» REQUIREMENTS
Scan the entries below and report only how many lines contain "共实现营业收入".

» ENTRIES
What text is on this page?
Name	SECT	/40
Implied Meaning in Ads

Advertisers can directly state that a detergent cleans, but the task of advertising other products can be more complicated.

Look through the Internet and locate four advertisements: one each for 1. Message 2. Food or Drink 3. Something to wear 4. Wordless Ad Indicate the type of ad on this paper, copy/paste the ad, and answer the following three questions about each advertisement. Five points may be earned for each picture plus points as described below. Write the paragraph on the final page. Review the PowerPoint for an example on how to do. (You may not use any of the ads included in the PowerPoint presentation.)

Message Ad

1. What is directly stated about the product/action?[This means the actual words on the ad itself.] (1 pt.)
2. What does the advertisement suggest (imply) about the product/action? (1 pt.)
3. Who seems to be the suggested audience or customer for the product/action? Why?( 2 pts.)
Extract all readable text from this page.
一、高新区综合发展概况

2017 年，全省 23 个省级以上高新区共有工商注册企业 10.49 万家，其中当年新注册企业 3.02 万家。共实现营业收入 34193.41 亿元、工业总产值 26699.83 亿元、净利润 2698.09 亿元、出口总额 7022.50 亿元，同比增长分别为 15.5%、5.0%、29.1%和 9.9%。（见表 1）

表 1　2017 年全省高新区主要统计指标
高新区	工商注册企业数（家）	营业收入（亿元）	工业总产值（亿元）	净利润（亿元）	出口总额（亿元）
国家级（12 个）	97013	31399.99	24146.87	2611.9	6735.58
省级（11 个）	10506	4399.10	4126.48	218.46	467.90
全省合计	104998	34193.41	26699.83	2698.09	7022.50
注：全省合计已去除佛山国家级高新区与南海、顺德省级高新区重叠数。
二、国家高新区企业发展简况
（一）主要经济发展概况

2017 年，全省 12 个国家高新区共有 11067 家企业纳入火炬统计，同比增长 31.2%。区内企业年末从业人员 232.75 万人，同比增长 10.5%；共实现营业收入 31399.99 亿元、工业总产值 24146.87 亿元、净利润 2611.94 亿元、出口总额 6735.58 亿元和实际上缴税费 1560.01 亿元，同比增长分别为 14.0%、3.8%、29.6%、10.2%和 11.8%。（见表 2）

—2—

» EXERCISE ANSWER
2